■ **Listing**:
────

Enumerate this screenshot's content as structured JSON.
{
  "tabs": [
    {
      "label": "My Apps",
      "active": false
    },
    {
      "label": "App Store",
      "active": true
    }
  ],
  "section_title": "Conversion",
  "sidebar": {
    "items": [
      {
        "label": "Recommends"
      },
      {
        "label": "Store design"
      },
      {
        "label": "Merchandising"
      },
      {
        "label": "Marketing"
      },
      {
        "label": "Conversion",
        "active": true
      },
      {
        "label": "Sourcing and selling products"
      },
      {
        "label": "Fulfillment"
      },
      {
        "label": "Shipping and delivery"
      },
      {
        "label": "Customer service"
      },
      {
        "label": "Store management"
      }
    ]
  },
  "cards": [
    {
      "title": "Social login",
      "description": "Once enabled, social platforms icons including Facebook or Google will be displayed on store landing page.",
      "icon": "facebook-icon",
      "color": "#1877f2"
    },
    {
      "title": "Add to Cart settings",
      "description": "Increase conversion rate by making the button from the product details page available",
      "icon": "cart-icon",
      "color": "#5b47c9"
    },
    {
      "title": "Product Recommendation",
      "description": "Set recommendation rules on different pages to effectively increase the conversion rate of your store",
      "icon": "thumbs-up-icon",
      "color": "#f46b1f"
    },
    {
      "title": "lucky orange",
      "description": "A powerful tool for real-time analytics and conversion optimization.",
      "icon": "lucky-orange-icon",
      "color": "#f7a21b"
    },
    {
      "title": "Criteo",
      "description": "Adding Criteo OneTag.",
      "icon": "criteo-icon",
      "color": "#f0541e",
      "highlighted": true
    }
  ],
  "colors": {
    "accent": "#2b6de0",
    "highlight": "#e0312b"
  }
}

────

■ **Aim**: Every record above needs to be repeated word for word.

■ **Exercise solution**:
Enumerate this screenshot's content as structured JSON.
{
  "tabs": [
    {
      "label": "My Apps",
      "active": false
    },
    {
      "label": "App Store",
      "active": true
    }
  ],
  "section_title": "Conversion",
  "sidebar": {
    "items": [
      {
        "label": "Recommends"
      },
      {
        "label": "Store design"
      },
      {
        "label": "Merchandising"
      },
      {
        "label": "Marketing"
      },
      {
        "label": "Conversion",
        "active": true
      },
      {
        "label": "Sourcing and selling products"
      },
      {
        "label": "Fulfillment"
      },
      {
        "label": "Shipping and delivery"
      },
      {
        "label": "Customer service"
      },
      {
        "label": "Store management"
      }
    ]
  },
  "cards": [
    {
      "title": "Social login",
      "description": "Once enabled, social platforms icons including Facebook or Google will be displayed on store landing page.",
      "icon": "facebook-icon",
      "color": "#1877f2"
    },
    {
      "title": "Add to Cart settings",
      "description": "Increase conversion rate by making the button from the product details page available",
      "icon": "cart-icon",
      "color": "#5b47c9"
    },
    {
      "title": "Product Recommendation",
      "description": "Set recommendation rules on different pages to effectively increase the conversion rate of your store",
      "icon": "thumbs-up-icon",
      "color": "#f46b1f"
    },
    {
      "title": "lucky orange",
      "description": "A powerful tool for real-time analytics and conversion optimization.",
      "icon": "lucky-orange-icon",
      "color": "#f7a21b"
    },
    {
      "title": "Criteo",
      "description": "Adding Criteo OneTag.",
      "icon": "criteo-icon",
      "color": "#f0541e",
      "highlighted": true
    }
  ],
  "colors": {
    "accent": "#2b6de0",
    "highlight": "#e0312b"
  }
}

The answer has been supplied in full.